• WORK REQUIRED: Exactly reproduce each record listed below.

• RECORDS FOR PROCESSING:
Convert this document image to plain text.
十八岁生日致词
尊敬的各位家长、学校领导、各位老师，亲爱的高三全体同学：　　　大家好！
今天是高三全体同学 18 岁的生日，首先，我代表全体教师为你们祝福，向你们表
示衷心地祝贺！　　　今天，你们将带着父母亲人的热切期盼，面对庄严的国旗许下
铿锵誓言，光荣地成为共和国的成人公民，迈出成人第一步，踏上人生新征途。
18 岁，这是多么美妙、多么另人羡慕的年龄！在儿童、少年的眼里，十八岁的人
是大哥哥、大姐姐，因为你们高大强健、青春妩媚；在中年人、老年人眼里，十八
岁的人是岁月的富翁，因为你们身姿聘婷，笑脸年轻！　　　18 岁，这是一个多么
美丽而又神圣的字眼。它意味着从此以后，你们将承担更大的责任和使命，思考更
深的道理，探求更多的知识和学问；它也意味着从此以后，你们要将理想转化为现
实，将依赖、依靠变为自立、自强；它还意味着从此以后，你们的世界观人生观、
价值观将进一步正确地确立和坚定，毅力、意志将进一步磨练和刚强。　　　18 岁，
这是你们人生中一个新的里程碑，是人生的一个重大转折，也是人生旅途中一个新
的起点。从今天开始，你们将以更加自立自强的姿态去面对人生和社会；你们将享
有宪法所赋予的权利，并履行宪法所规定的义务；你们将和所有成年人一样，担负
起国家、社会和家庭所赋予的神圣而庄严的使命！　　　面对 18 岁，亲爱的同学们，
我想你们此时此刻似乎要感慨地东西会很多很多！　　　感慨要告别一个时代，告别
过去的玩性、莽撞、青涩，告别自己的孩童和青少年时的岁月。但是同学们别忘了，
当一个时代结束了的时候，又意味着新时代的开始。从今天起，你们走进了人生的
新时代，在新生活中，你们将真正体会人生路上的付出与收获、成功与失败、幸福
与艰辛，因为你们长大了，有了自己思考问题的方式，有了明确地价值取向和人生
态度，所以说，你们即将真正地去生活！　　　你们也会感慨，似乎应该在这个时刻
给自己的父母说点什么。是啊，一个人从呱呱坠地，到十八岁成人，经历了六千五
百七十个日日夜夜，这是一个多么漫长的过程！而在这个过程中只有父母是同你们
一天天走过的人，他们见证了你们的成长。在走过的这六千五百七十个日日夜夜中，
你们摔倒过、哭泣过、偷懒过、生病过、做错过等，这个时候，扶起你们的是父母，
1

• FULL SOLUTION:
Convert this document image to plain text.
十八岁生日致词
尊敬的各位家长、学校领导、各位老师，亲爱的高三全体同学：　　　大家好！
今天是高三全体同学 18 岁的生日，首先，我代表全体教师为你们祝福，向你们表
示衷心地祝贺！　　　今天，你们将带着父母亲人的热切期盼，面对庄严的国旗许下
铿锵誓言，光荣地成为共和国的成人公民，迈出成人第一步，踏上人生新征途。
18 岁，这是多么美妙、多么另人羡慕的年龄！在儿童、少年的眼里，十八岁的人
是大哥哥、大姐姐，因为你们高大强健、青春妩媚；在中年人、老年人眼里，十八
岁的人是岁月的富翁，因为你们身姿聘婷，笑脸年轻！　　　18 岁，这是一个多么
美丽而又神圣的字眼。它意味着从此以后，你们将承担更大的责任和使命，思考更
深的道理，探求更多的知识和学问；它也意味着从此以后，你们要将理想转化为现
实，将依赖、依靠变为自立、自强；它还意味着从此以后，你们的世界观人生观、
价值观将进一步正确地确立和坚定，毅力、意志将进一步磨练和刚强。　　　18 岁，
这是你们人生中一个新的里程碑，是人生的一个重大转折，也是人生旅途中一个新
的起点。从今天开始，你们将以更加自立自强的姿态去面对人生和社会；你们将享
有宪法所赋予的权利，并履行宪法所规定的义务；你们将和所有成年人一样，担负
起国家、社会和家庭所赋予的神圣而庄严的使命！　　　面对 18 岁，亲爱的同学们，
我想你们此时此刻似乎要感慨地东西会很多很多！　　　感慨要告别一个时代，告别
过去的玩性、莽撞、青涩，告别自己的孩童和青少年时的岁月。但是同学们别忘了，
当一个时代结束了的时候，又意味着新时代的开始。从今天起，你们走进了人生的
新时代，在新生活中，你们将真正体会人生路上的付出与收获、成功与失败、幸福
与艰辛，因为你们长大了，有了自己思考问题的方式，有了明确地价值取向和人生
态度，所以说，你们即将真正地去生活！　　　你们也会感慨，似乎应该在这个时刻
给自己的父母说点什么。是啊，一个人从呱呱坠地，到十八岁成人，经历了六千五
百七十个日日夜夜，这是一个多么漫长的过程！而在这个过程中只有父母是同你们
一天天走过的人，他们见证了你们的成长。在走过的这六千五百七十个日日夜夜中，
你们摔倒过、哭泣过、偷懒过、生病过、做错过等，这个时候，扶起你们的是父母，
1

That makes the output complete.